### Exercise details
The records should be repeated word for word, pictures excluded.

### Information supplied
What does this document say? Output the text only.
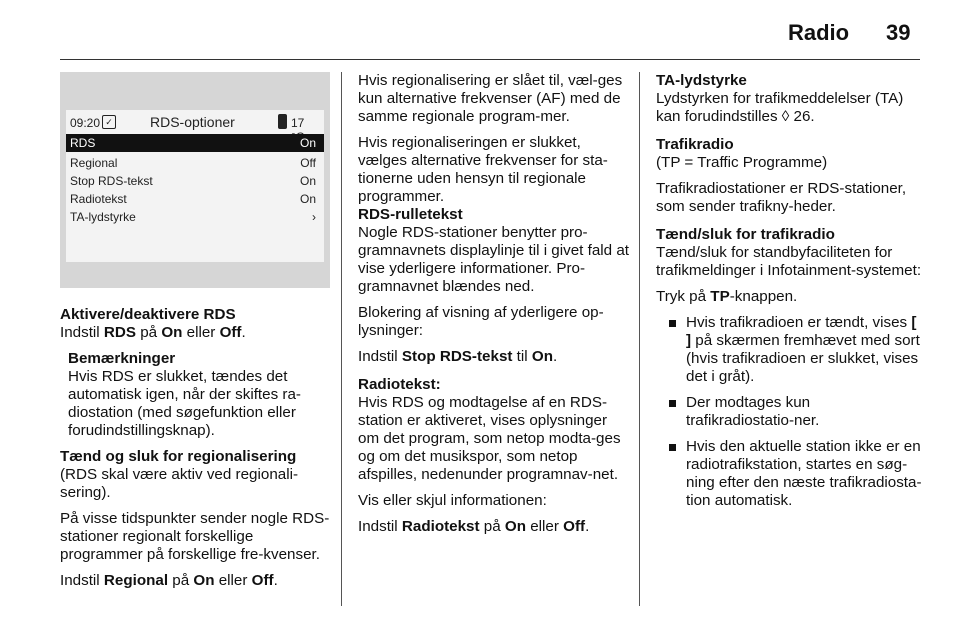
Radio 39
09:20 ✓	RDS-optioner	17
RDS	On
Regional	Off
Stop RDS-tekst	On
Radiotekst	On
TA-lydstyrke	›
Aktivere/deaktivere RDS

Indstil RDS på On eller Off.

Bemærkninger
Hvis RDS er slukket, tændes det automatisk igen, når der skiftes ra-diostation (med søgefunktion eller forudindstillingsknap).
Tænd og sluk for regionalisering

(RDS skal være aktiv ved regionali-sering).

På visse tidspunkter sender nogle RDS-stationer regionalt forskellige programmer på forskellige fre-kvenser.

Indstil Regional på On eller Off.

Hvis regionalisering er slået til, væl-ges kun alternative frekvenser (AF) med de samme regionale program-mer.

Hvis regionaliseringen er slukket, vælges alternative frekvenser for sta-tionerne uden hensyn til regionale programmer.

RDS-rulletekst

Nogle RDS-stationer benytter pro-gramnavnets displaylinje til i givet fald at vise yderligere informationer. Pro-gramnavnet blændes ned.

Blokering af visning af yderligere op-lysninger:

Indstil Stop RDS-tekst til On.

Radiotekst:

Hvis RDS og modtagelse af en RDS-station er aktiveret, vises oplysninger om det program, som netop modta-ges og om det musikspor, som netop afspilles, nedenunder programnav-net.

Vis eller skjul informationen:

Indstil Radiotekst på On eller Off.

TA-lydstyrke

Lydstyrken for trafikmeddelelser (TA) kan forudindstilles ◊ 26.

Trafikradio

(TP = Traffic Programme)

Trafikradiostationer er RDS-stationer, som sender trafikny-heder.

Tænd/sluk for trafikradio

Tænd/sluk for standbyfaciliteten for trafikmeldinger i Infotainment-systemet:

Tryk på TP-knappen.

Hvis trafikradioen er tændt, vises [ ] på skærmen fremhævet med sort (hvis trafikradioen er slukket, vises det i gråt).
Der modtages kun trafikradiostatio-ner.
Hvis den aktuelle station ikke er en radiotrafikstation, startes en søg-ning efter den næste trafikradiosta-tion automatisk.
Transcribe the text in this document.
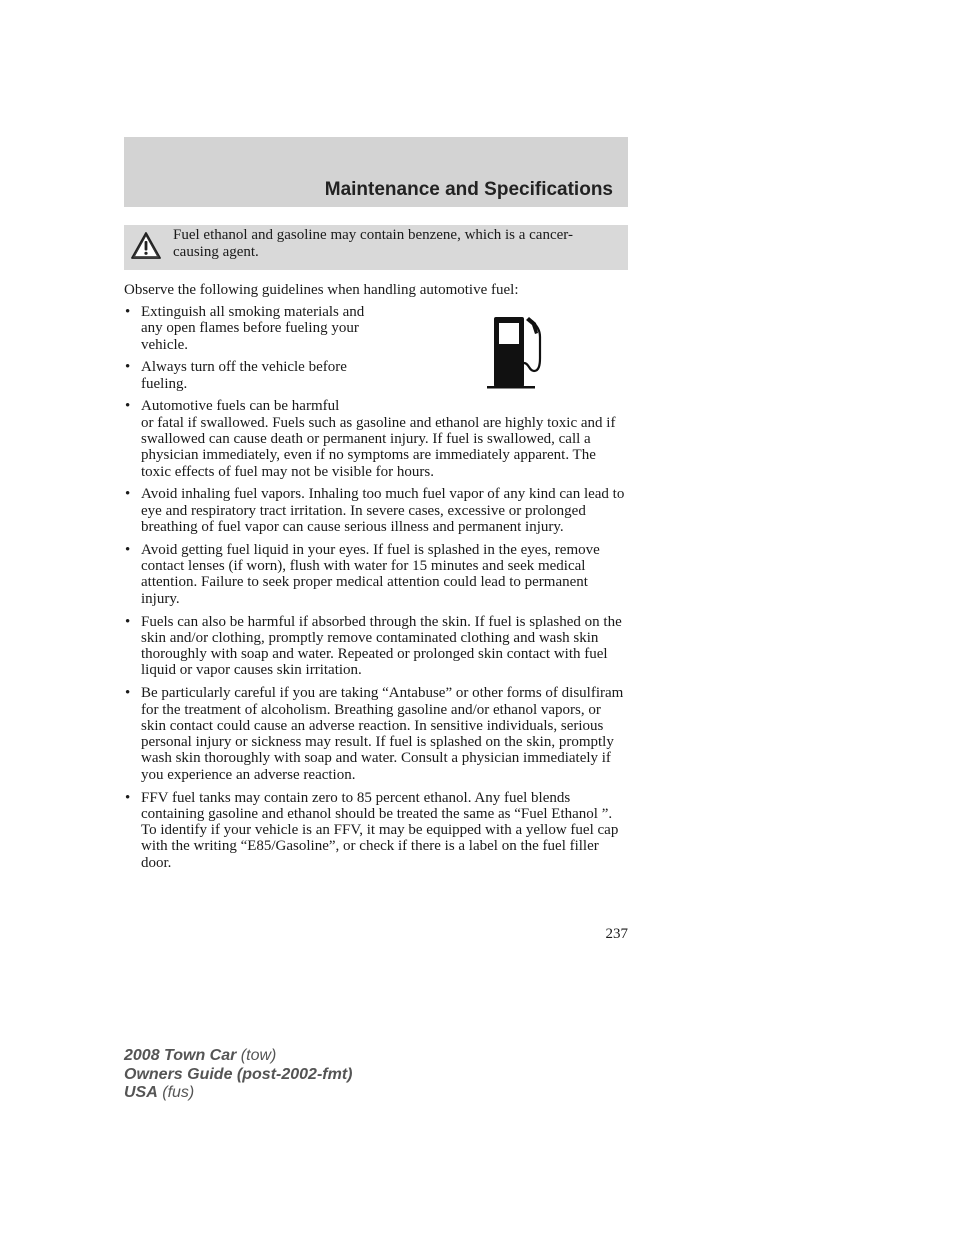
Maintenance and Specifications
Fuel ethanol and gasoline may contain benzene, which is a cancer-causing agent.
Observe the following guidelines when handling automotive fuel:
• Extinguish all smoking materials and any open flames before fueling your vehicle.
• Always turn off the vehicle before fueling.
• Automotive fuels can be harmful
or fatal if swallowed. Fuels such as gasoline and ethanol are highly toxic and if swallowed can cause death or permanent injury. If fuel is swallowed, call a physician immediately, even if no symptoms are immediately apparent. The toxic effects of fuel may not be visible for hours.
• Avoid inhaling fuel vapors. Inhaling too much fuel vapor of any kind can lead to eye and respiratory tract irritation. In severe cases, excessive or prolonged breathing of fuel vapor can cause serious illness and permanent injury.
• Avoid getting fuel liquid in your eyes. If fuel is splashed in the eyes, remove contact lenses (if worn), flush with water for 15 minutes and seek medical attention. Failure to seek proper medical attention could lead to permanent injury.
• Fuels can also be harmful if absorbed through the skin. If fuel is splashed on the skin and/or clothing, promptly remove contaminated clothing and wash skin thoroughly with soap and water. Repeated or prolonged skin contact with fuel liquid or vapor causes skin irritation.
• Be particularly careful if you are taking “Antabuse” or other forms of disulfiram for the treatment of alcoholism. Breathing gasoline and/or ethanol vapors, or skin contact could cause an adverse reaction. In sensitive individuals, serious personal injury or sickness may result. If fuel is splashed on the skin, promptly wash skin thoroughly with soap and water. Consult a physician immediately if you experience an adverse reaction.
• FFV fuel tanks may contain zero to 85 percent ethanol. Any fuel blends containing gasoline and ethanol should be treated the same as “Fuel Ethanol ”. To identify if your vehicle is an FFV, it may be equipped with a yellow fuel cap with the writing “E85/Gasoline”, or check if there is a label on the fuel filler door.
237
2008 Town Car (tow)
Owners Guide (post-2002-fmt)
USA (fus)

### Solution
What does this document say? Output the text only.
Radio 39
09:20 ✓	RDS-optioner	17
RDS	On
Regional	Off
Stop RDS-tekst	On
Radiotekst	On
TA-lydstyrke	›
Aktivere/deaktivere RDS

Indstil RDS på On eller Off.

Bemærkninger
Hvis RDS er slukket, tændes det automatisk igen, når der skiftes ra-diostation (med søgefunktion eller forudindstillingsknap).
Tænd og sluk for regionalisering

(RDS skal være aktiv ved regionali-sering).

På visse tidspunkter sender nogle RDS-stationer regionalt forskellige programmer på forskellige fre-kvenser.

Indstil Regional på On eller Off.

Hvis regionalisering er slået til, væl-ges kun alternative frekvenser (AF) med de samme regionale program-mer.

Hvis regionaliseringen er slukket, vælges alternative frekvenser for sta-tionerne uden hensyn til regionale programmer.

RDS-rulletekst

Nogle RDS-stationer benytter pro-gramnavnets displaylinje til i givet fald at vise yderligere informationer. Pro-gramnavnet blændes ned.

Blokering af visning af yderligere op-lysninger:

Indstil Stop RDS-tekst til On.

Radiotekst:

Hvis RDS og modtagelse af en RDS-station er aktiveret, vises oplysninger om det program, som netop modta-ges og om det musikspor, som netop afspilles, nedenunder programnav-net.

Vis eller skjul informationen:

Indstil Radiotekst på On eller Off.

TA-lydstyrke

Lydstyrken for trafikmeddelelser (TA) kan forudindstilles ◊ 26.

Trafikradio

(TP = Traffic Programme)

Trafikradiostationer er RDS-stationer, som sender trafikny-heder.

Tænd/sluk for trafikradio

Tænd/sluk for standbyfaciliteten for trafikmeldinger i Infotainment-systemet:

Tryk på TP-knappen.

Hvis trafikradioen er tændt, vises [ ] på skærmen fremhævet med sort (hvis trafikradioen er slukket, vises det i gråt).
Der modtages kun trafikradiostatio-ner.
Hvis den aktuelle station ikke er en radiotrafikstation, startes en søg-ning efter den næste trafikradiosta-tion automatisk.
Transcribe the text in this document.
Maintenance and Specifications
Fuel ethanol and gasoline may contain benzene, which is a cancer-causing agent.
Observe the following guidelines when handling automotive fuel:
• Extinguish all smoking materials and any open flames before fueling your vehicle.
• Always turn off the vehicle before fueling.
• Automotive fuels can be harmful
or fatal if swallowed. Fuels such as gasoline and ethanol are highly toxic and if swallowed can cause death or permanent injury. If fuel is swallowed, call a physician immediately, even if no symptoms are immediately apparent. The toxic effects of fuel may not be visible for hours.
• Avoid inhaling fuel vapors. Inhaling too much fuel vapor of any kind can lead to eye and respiratory tract irritation. In severe cases, excessive or prolonged breathing of fuel vapor can cause serious illness and permanent injury.
• Avoid getting fuel liquid in your eyes. If fuel is splashed in the eyes, remove contact lenses (if worn), flush with water for 15 minutes and seek medical attention. Failure to seek proper medical attention could lead to permanent injury.
• Fuels can also be harmful if absorbed through the skin. If fuel is splashed on the skin and/or clothing, promptly remove contaminated clothing and wash skin thoroughly with soap and water. Repeated or prolonged skin contact with fuel liquid or vapor causes skin irritation.
• Be particularly careful if you are taking “Antabuse” or other forms of disulfiram for the treatment of alcoholism. Breathing gasoline and/or ethanol vapors, or skin contact could cause an adverse reaction. In sensitive individuals, serious personal injury or sickness may result. If fuel is splashed on the skin, promptly wash skin thoroughly with soap and water. Consult a physician immediately if you experience an adverse reaction.
• FFV fuel tanks may contain zero to 85 percent ethanol. Any fuel blends containing gasoline and ethanol should be treated the same as “Fuel Ethanol ”. To identify if your vehicle is an FFV, it may be equipped with a yellow fuel cap with the writing “E85/Gasoline”, or check if there is a label on the fuel filler door.
237
2008 Town Car (tow)
Owners Guide (post-2002-fmt)
USA (fus)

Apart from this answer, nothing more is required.